Source document>
'''

On Wed, Jan 15, 2020 at 10:23:22AM -0500, Stephen Frost wrote:

Greetings,

* Tom Lane (tgl@sss.pgh.pa.us) wrote:

"asaba.takanori@fujitsu.com" <asaba.takanori@fujitsu.com> writes:

I want to add the feature to erase data so that it cannot be restored
because it prevents attackers from stealing data from released data area.

I think this is fairly pointless, unfortunately.

I disagree- it's a feature that's been asked for multiple times and does
have value in some situations.

Dropping or truncating tables is as much as we can do without making
unwarranted assumptions about the filesystem's behavior. You say
you want to zero out the files first, but what will that accomplish
on copy-on-write filesystems?

What about filesystems which are not copy-on-write though?

Even granting that zeroing our storage files is worth something,
it's not worth much if there are more copies of the data elsewhere.

Backups are not our responsibility to worry about, or, at least, it'd be
an independent feature if we wanted to add something like this to
pg_basebackup, and not something the initial feature would need to worry
about.

And any well-run database is going to have backups, or standby servers,
or both. There's no way for the primary node to force standbys to erase
themselves (and it'd be a different sort of security hazard if there
were).

A user can't "force" PG to do anything more than we can "force" a
replica to do something, but a user can issue a request to a primary and
that primary can then pass that request along to the replica as part of
the WAL stream.

Also to the point: if your assumption is that an attacker has access
to the storage medium at a sufficiently low level that they can examine
previously-deleted files, what's stopping them from reading the data
*before* it's deleted?

This argument certainly doesn't make any sense- who said they had access
to the storage medium at a time before the files were deleted? What if
they only had access after the files were zero'd? When you consider the
lifetime of a storage medium, it's certainly a great deal longer than
the length of time that a given piece of sensitive data might reside on
it.

So I think doing anything useful in this area is a bit outside
Postgres' remit. You'd need to be thinking at an operating-system
or hardware level.

I disagree entirely. If the operating system and hardware level provide
a way for this to work, which is actually rather common when you
consider that ext4 is an awful popular filesystem where this would work
just fine with nearly all traditional hardware underneath it, then we're
just blocking enabling this capability for no justifiably reason.

Not sure. I agree the goal (securely discarding data) is certainly
worthwile, although I suspect it's just of many things you'd need to
care about. That is, there's probably a million other things you'd need
to worry about (logs, WAL, CSV files, temp files, ...), so with actually
sensitive data I'd expect people to just dump/load the data into a clean
system and rebuild the old one (zero drives, ...).

'''

[Layout element annotations]

'''

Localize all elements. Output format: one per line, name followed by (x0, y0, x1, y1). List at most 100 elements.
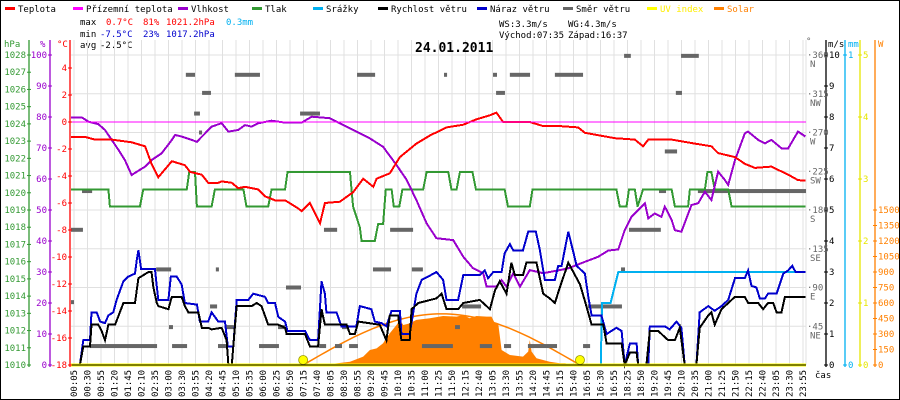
direction-compass-label: SW (810, 176, 821, 186)
solar-tick-label: 1200 (878, 237, 900, 247)
wind-direction-mark (697, 189, 806, 194)
x-tick-label: 08:30 (340, 370, 350, 397)
legend-label-3: Tlak (265, 5, 287, 15)
temperature-tick-label: 2 (62, 91, 67, 101)
pressure-tick-label: 1013 (4, 309, 26, 319)
humidity-tick-label: 10 (36, 330, 47, 340)
wind-direction-mark (234, 72, 260, 77)
legend-label-1: Přízemní teplota (86, 5, 173, 15)
solar-tick-label: 600 (878, 299, 894, 309)
x-tick-label: 20:10 (678, 370, 688, 397)
x-tick-label: 09:20 (367, 370, 377, 397)
series-line-temperature (71, 111, 806, 227)
stats-max-rain: 0.3mm (226, 18, 253, 28)
temperature-tick-label: -8 (56, 226, 67, 236)
x-tick-label: 10:10 (394, 370, 404, 397)
stats-avg-temp: -2.5°C (100, 41, 133, 51)
direction-compass-label: SE (810, 254, 821, 264)
x-tick-label: 12:15 (462, 370, 472, 397)
x-tick-label: 04:20 (205, 370, 215, 397)
uv-tick-label: 3 (863, 175, 868, 185)
wind-direction-mark (554, 72, 584, 77)
solar-tick-label: 0 (878, 361, 883, 371)
legend-swatch-6 (477, 7, 487, 10)
pressure-tick-label: 1025 (4, 103, 26, 113)
solar-theoretical-line (302, 313, 581, 366)
wind-direction-mark (479, 344, 493, 349)
x-tick-label: 14:45 (543, 370, 553, 397)
legend-swatch-0 (5, 7, 15, 10)
wind-direction-mark (664, 149, 678, 154)
legend-label-9: Solar (727, 5, 755, 15)
stats-min-hum: 23% (143, 30, 160, 40)
solar-axis-unit: W (878, 40, 884, 50)
solar-tick-label: 1350 (878, 222, 900, 232)
x-axis-label: čas (815, 370, 831, 381)
x-tick-label: 15:40 (570, 370, 580, 397)
x-tick-label: 19:45 (664, 370, 674, 397)
stats-max-temp: 0.7°C (106, 18, 133, 28)
temperature-tick-label: -2 (56, 145, 67, 155)
wind-direction-mark (628, 227, 661, 232)
temperature-tick-label: -6 (56, 199, 67, 209)
direction-tick-label: ·360 (807, 51, 829, 61)
x-tick-label: 06:00 (259, 370, 269, 397)
direction-compass-label: N (810, 60, 815, 70)
x-tick-label: 01:45 (124, 370, 134, 397)
wind-direction-mark (172, 344, 188, 349)
direction-tick-label: ·225 (807, 167, 829, 177)
wind-direction-mark (455, 325, 460, 330)
wind-direction-mark (71, 227, 83, 232)
solar-tick-label: 750 (878, 284, 894, 294)
solar-tick-label: 900 (878, 268, 894, 278)
x-tick-label: 21:25 (718, 370, 728, 397)
pressure-tick-label: 1028 (4, 51, 26, 61)
humidity-tick-label: 60 (36, 175, 47, 185)
pressure-tick-label: 1023 (4, 137, 26, 147)
legend-swatch-8 (647, 7, 657, 10)
x-tick-label: 23:55 (799, 370, 809, 397)
solar-tick-label: 150 (878, 346, 894, 356)
stats-wind-gust: WG:4.3m/s (568, 20, 617, 30)
legend-label-4: Srážky (326, 5, 359, 15)
solar-tick-label: 1050 (878, 253, 900, 263)
uv-tick-label: 4 (863, 113, 868, 123)
wind-direction-mark (659, 189, 667, 194)
solar-tick-label: 300 (878, 330, 894, 340)
x-tick-label: 04:45 (219, 370, 229, 397)
legend-swatch-2 (178, 7, 188, 10)
x-tick-label: 06:25 (273, 370, 283, 397)
pressure-tick-label: 1014 (4, 292, 26, 302)
wind-tick-label: 10 (829, 51, 840, 61)
direction-compass-label: NE (810, 331, 821, 341)
x-tick-label: 00:30 (84, 370, 94, 397)
temperature-axis-unit: °C (57, 40, 68, 50)
direction-tick-label: ·45 (807, 322, 823, 332)
pressure-tick-label: 1012 (4, 327, 26, 337)
humidity-tick-label: 70 (36, 144, 47, 154)
chart-title: 24.01.2011 (415, 41, 493, 56)
x-tick-label: 10:35 (408, 370, 418, 397)
legend-swatch-1 (73, 7, 83, 10)
wind-direction-mark (82, 189, 93, 194)
humidity-tick-label: 0 (42, 361, 47, 371)
stats-sunrise: Východ:07:35 (499, 31, 564, 41)
temperature-tick-label: -14 (51, 307, 67, 317)
x-tick-label: 02:35 (151, 370, 161, 397)
x-tick-label: 07:15 (300, 370, 310, 397)
wind-direction-mark (259, 344, 279, 349)
pressure-tick-label: 1021 (4, 172, 26, 182)
temperature-tick-label: -4 (56, 172, 67, 182)
pressure-tick-label: 1016 (4, 258, 26, 268)
temperature-tick-label: -10 (51, 253, 67, 263)
wind-direction-mark (527, 344, 558, 349)
legend-label-5: Rychlost větru (391, 5, 467, 15)
stats-min-temp: -7.5°C (100, 30, 133, 40)
uv-tick-label: 0 (863, 361, 868, 371)
legend-label-2: Vlhkost (191, 5, 229, 15)
wind-axis-unit: m/s (828, 40, 844, 50)
x-tick-label: 16:30 (597, 370, 607, 397)
wind-direction-mark (210, 304, 218, 309)
x-tick-label: 18:50 (637, 370, 647, 397)
wind-tick-label: 2 (829, 299, 834, 309)
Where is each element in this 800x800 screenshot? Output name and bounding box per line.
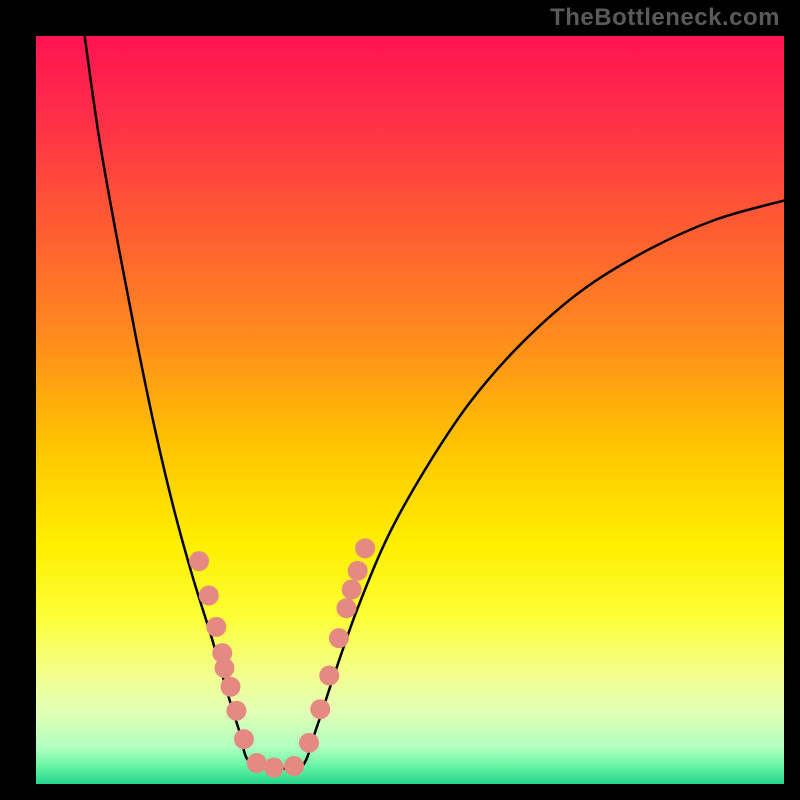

'''

Your tasks>
[A] Output the passage of the data-erasure discussion that starts at "What about filesystems" and ends at "the data elsewhere.", reproducing it verbatim.
[B] In the data-erasure discussion, which filesystem is named as one where zeroing files would work fine on nearly all traditional hardware?

Solved problems>
[A]
What about filesystems which are not copy-on-write though?

Even granting that zeroing our storage files is worth something,
it's not worth much if there are more copies of the data elsewhere.

[B] ext4